EXERCISE DIRECTIONS: Locate each line containing the string "inkl" and copy it out.

SUPPLIED RECORDS:
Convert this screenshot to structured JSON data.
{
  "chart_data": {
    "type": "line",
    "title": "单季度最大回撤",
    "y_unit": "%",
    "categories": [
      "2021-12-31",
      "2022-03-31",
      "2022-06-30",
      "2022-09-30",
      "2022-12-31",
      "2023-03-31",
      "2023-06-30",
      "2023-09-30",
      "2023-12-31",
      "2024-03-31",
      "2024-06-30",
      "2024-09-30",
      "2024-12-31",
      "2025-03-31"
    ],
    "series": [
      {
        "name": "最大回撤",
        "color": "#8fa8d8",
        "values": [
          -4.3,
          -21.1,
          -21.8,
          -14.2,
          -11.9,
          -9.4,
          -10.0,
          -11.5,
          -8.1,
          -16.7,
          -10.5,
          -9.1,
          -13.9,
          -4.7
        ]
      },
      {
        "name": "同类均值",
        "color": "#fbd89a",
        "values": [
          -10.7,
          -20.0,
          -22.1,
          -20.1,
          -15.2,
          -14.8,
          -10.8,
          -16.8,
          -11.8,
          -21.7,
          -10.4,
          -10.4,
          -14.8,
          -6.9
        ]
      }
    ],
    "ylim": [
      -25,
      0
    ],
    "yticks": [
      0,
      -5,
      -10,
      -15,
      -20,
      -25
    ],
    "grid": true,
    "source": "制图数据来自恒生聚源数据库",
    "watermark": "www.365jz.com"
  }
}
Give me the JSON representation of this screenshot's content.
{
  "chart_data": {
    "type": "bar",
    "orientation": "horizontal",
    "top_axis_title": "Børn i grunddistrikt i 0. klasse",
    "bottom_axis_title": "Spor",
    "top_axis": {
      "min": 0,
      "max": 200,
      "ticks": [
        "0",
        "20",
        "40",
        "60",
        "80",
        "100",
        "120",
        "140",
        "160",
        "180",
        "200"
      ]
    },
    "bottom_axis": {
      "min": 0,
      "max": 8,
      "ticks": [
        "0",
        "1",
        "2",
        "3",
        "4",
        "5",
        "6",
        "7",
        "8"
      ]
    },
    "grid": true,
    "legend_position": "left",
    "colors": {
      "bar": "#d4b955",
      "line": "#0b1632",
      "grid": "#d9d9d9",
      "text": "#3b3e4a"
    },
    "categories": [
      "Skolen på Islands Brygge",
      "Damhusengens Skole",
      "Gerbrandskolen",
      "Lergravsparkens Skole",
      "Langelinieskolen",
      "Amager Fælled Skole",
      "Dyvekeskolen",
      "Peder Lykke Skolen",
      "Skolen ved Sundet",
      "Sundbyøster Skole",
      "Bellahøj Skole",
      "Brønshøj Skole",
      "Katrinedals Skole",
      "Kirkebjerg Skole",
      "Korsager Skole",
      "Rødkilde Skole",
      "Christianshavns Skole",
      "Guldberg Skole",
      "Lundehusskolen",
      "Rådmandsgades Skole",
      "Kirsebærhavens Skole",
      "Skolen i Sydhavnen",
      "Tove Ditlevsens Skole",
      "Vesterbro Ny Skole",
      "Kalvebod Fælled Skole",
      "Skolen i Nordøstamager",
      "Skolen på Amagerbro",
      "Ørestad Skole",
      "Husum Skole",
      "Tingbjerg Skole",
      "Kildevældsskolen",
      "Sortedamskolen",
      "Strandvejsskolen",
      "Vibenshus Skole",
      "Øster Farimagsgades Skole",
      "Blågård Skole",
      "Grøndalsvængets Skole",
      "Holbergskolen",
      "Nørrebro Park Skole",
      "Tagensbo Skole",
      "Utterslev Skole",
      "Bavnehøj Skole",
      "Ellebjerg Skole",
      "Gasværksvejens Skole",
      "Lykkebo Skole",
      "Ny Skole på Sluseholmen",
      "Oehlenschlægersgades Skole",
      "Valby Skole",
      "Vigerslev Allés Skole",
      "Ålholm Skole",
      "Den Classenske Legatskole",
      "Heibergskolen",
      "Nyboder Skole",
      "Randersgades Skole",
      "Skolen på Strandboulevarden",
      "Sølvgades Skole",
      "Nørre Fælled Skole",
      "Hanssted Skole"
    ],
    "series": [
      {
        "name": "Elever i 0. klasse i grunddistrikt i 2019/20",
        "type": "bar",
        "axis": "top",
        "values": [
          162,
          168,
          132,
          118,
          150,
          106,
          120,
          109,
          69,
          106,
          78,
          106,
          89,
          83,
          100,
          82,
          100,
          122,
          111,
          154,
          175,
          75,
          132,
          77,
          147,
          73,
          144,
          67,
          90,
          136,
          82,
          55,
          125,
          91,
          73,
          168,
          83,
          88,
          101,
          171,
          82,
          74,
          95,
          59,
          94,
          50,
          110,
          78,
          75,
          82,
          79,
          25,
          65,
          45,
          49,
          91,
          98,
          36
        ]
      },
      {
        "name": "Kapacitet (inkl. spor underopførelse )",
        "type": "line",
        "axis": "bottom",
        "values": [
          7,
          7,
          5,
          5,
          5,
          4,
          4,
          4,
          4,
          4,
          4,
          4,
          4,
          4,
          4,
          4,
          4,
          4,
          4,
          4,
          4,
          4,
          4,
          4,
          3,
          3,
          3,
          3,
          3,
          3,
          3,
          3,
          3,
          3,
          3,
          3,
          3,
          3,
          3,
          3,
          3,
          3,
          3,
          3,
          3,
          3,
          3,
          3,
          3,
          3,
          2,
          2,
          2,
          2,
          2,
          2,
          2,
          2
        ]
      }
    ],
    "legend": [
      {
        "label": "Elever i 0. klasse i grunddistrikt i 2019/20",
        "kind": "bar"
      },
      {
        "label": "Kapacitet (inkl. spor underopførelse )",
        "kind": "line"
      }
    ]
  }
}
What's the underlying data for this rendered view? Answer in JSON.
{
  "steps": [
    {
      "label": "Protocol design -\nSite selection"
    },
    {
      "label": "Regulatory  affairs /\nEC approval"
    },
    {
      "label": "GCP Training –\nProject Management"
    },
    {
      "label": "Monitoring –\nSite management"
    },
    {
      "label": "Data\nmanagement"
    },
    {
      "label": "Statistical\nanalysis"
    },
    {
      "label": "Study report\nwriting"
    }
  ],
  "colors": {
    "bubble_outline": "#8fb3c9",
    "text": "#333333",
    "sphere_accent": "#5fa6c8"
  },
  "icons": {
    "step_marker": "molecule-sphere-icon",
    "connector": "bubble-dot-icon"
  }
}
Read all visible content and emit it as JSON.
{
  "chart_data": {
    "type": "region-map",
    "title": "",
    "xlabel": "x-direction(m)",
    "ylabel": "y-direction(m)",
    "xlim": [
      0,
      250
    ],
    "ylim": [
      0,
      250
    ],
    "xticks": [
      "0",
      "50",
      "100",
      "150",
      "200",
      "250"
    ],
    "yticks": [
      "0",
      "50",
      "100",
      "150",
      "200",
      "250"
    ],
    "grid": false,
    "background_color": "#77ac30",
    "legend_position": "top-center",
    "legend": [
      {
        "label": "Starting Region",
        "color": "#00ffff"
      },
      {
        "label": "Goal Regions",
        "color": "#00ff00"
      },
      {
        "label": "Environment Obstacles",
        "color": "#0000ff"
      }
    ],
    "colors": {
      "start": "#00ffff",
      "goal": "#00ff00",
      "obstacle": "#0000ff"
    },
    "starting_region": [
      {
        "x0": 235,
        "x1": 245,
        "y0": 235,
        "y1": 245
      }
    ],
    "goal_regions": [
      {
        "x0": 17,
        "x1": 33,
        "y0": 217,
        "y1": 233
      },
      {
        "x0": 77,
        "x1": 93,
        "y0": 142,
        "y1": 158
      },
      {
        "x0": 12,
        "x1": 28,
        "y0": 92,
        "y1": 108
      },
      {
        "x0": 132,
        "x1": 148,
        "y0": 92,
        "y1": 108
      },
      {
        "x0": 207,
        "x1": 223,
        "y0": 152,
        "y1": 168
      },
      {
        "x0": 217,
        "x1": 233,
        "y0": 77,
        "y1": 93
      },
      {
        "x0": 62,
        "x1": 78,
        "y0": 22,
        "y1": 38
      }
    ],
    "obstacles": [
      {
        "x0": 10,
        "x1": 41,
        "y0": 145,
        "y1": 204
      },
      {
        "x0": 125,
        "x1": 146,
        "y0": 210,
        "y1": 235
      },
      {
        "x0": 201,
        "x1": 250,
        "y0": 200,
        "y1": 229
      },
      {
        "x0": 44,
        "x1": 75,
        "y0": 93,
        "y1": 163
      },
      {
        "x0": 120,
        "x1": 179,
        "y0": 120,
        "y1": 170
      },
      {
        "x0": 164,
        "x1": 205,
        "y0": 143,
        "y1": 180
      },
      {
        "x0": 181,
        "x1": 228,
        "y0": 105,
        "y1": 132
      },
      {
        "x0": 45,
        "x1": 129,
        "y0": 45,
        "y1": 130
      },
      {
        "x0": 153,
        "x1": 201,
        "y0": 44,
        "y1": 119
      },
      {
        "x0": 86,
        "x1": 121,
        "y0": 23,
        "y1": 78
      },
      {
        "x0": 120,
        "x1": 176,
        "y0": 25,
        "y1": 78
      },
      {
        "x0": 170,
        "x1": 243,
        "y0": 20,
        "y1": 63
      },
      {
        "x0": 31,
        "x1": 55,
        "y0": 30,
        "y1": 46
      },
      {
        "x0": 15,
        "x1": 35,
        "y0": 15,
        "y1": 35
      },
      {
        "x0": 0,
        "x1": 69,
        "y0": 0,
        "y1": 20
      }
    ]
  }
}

THE ANSWER:
        "name": "Kapacitet (inkl. spor underopførelse )",
        "label": "Kapacitet (inkl. spor underopførelse )",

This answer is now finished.